TASK BRIEF:
Below are records. Find each line in them that holds the word "increased" and copy it.
====== MATERIAL SHOWN ======
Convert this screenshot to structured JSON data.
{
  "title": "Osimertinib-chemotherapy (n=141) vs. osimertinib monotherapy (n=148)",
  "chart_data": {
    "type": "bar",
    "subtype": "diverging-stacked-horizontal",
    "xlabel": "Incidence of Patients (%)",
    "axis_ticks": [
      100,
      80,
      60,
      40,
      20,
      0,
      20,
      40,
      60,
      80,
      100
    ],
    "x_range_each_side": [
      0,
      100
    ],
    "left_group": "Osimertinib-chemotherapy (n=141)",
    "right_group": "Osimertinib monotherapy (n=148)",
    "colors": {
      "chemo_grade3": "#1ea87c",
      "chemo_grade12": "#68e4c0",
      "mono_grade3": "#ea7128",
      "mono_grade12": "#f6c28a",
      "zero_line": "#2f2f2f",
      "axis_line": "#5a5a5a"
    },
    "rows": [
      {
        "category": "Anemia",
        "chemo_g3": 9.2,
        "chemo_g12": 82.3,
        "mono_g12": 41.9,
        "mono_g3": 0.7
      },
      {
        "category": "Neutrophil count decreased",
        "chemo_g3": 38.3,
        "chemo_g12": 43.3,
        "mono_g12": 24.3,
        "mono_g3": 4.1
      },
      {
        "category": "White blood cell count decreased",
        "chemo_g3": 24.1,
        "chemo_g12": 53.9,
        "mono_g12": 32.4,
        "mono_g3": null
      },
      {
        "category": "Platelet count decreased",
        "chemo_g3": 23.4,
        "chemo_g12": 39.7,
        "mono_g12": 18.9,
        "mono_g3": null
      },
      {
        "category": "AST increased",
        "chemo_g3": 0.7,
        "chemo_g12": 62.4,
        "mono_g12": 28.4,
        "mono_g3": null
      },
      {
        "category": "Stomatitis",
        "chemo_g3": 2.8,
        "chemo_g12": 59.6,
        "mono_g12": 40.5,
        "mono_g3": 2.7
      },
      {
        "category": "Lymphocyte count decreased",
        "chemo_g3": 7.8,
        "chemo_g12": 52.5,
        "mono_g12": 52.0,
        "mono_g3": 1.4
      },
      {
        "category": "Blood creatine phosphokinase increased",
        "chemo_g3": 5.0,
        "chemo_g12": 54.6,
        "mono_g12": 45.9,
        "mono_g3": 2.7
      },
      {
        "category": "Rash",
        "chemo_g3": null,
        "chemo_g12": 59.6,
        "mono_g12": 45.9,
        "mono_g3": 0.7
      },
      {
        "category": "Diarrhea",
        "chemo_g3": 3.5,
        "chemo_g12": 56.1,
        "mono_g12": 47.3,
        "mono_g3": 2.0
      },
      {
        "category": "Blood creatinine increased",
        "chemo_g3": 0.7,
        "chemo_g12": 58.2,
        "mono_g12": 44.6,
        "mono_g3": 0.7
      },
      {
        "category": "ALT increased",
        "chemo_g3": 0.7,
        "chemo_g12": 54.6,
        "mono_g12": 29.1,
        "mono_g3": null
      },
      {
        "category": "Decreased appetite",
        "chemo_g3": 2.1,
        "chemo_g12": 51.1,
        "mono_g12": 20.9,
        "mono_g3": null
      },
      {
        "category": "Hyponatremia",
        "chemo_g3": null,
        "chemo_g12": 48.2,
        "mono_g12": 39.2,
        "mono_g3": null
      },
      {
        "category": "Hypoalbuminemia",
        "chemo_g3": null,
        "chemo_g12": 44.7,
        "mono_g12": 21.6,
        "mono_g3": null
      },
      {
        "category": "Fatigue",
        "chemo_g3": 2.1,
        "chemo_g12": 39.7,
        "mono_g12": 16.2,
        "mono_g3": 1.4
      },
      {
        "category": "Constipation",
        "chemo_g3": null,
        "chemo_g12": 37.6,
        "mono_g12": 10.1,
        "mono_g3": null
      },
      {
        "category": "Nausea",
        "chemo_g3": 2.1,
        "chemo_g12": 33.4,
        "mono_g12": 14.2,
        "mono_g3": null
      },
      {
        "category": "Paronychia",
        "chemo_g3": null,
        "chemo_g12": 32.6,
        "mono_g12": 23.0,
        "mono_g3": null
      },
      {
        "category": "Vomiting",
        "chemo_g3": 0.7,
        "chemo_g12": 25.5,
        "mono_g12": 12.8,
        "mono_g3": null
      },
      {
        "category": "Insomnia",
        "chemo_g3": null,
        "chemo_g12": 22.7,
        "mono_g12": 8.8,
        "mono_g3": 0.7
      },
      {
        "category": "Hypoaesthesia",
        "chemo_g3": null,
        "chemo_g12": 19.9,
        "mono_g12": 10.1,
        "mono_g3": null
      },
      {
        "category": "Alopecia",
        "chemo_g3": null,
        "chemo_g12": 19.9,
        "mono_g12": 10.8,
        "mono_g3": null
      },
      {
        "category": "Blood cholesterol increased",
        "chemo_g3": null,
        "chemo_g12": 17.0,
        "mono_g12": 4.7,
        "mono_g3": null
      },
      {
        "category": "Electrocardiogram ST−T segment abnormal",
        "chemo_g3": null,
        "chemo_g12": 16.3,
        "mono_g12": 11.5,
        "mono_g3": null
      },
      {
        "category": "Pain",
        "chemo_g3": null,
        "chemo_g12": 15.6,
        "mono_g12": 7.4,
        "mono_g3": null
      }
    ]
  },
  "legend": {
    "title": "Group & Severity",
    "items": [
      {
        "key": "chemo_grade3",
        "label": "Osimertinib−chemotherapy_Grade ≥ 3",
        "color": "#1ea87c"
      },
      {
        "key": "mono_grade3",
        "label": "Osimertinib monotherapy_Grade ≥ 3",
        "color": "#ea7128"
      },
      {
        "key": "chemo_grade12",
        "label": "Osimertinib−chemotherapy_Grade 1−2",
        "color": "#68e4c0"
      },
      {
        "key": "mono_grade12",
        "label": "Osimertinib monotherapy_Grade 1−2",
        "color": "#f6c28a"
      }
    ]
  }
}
======
ANSWER BOX:
        "category": "AST increased",
        "category": "Blood creatine phosphokinase increased",
        "category": "Blood creatinine increased",
        "category": "ALT increased",
        "category": "Blood cholesterol increased",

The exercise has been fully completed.